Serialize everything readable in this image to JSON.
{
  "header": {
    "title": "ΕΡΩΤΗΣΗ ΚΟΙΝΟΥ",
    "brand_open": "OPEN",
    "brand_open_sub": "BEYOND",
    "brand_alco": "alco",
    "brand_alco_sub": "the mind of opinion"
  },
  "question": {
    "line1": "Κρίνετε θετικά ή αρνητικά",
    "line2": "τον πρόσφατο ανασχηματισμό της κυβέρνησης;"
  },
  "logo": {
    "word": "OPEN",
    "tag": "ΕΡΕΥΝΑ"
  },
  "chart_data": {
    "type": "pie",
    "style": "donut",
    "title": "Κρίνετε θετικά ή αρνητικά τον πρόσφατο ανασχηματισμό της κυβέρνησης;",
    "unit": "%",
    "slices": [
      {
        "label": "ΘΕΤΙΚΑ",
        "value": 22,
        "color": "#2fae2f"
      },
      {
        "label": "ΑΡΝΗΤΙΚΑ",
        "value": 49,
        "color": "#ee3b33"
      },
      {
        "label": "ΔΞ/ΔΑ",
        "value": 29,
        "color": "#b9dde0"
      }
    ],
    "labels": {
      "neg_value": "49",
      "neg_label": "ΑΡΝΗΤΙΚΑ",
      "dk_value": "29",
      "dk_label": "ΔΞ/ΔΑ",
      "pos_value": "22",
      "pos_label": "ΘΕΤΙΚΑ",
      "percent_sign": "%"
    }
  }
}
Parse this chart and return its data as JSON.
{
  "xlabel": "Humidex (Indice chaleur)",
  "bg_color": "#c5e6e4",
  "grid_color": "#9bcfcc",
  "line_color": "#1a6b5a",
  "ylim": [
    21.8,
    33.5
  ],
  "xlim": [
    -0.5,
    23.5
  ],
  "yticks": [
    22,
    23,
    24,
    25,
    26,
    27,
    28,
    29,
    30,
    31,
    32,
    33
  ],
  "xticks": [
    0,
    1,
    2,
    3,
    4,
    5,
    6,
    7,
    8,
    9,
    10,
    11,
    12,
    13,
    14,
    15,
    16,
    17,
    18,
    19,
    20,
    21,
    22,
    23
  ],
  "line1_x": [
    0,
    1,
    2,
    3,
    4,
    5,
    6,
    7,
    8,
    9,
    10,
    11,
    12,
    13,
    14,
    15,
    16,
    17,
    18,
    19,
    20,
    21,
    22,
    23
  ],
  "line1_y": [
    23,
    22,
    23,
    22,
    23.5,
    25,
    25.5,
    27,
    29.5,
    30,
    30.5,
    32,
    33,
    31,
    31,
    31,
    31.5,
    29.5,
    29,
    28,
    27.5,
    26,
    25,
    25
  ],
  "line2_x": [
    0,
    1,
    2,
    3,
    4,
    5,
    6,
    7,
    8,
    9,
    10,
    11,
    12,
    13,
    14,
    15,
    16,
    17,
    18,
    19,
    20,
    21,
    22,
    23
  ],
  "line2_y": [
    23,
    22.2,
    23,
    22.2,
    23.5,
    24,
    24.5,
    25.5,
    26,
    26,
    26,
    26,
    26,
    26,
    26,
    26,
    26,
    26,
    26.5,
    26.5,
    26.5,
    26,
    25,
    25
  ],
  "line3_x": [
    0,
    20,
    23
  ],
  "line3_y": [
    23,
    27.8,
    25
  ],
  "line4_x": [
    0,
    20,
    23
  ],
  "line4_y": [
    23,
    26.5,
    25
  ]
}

-- Do this --
Display every line of the listing that contains the string "κυβέρνησης".

-- Written answer --
    "line2": "τον πρόσφατο ανασχηματισμό της κυβέρνησης;"
    "title": "Κρίνετε θετικά ή αρνητικά τον πρόσφατο ανασχηματισμό της κυβέρνησης;",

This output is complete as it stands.